RECORD LIST:
*****
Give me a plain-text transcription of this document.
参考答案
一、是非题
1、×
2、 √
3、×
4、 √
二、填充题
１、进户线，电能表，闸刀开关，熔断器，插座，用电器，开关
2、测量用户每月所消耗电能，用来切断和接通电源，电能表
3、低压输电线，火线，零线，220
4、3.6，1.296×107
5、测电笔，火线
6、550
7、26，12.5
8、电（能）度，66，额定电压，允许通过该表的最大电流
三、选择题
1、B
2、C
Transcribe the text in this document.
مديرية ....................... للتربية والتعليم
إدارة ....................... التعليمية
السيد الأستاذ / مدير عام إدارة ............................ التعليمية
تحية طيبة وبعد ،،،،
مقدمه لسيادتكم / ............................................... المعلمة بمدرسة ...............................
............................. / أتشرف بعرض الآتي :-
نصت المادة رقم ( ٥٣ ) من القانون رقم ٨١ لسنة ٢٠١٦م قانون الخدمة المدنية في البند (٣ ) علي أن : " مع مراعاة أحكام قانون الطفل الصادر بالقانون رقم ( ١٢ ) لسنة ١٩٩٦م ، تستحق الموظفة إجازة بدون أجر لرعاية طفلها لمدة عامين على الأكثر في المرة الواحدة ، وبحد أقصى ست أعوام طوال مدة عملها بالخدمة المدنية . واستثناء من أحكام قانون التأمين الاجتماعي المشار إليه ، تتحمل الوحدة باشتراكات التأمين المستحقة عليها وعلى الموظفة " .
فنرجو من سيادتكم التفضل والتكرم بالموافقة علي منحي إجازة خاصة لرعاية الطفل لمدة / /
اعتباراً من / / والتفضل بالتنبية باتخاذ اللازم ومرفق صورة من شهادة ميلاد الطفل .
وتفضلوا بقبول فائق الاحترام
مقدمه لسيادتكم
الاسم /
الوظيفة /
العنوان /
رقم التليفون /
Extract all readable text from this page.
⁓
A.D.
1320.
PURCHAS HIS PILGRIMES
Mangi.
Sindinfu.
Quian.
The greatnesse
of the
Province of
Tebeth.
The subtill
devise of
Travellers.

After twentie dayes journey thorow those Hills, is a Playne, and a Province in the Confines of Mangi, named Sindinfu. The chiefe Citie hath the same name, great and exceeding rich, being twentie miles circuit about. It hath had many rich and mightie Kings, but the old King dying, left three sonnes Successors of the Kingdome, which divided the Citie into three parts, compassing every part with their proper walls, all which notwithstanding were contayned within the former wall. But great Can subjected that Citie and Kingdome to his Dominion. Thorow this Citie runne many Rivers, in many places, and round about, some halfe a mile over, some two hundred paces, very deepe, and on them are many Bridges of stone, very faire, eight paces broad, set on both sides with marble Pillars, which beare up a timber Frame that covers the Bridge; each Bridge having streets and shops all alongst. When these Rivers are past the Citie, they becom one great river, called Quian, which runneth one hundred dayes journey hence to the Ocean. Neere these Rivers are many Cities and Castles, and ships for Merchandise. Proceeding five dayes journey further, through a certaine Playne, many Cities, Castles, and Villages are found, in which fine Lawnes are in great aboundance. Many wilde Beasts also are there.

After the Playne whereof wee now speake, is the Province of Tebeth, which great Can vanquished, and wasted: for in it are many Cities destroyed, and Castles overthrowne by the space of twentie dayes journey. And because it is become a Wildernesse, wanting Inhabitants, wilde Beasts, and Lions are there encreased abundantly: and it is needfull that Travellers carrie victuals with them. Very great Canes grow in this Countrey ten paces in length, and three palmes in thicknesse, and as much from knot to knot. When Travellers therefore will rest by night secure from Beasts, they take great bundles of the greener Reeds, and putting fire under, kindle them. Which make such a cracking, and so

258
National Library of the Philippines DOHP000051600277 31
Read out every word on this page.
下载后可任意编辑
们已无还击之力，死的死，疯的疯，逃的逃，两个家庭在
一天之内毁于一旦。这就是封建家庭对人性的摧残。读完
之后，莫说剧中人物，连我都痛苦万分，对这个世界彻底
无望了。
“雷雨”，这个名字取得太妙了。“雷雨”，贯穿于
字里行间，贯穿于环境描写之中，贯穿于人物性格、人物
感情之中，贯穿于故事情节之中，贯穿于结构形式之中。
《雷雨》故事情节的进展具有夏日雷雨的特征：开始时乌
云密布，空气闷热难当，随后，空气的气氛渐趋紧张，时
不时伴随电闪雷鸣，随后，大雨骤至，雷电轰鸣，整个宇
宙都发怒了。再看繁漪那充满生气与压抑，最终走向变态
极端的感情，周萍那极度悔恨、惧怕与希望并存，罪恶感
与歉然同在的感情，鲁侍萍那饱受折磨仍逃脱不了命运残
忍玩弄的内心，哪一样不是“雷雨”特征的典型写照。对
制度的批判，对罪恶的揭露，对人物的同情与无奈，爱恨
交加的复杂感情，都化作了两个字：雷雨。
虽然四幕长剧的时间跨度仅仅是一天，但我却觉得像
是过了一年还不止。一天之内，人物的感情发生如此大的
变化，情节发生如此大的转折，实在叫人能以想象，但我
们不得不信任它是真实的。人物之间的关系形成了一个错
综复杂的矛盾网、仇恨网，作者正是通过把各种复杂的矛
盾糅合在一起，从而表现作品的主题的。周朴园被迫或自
*****
EXERCISE BRIEF: Report every line containing the word "التعليمية" from the listing above.

THE ANSWER:
إدارة ....................... التعليمية
السيد الأستاذ / مدير عام إدارة ............................ التعليمية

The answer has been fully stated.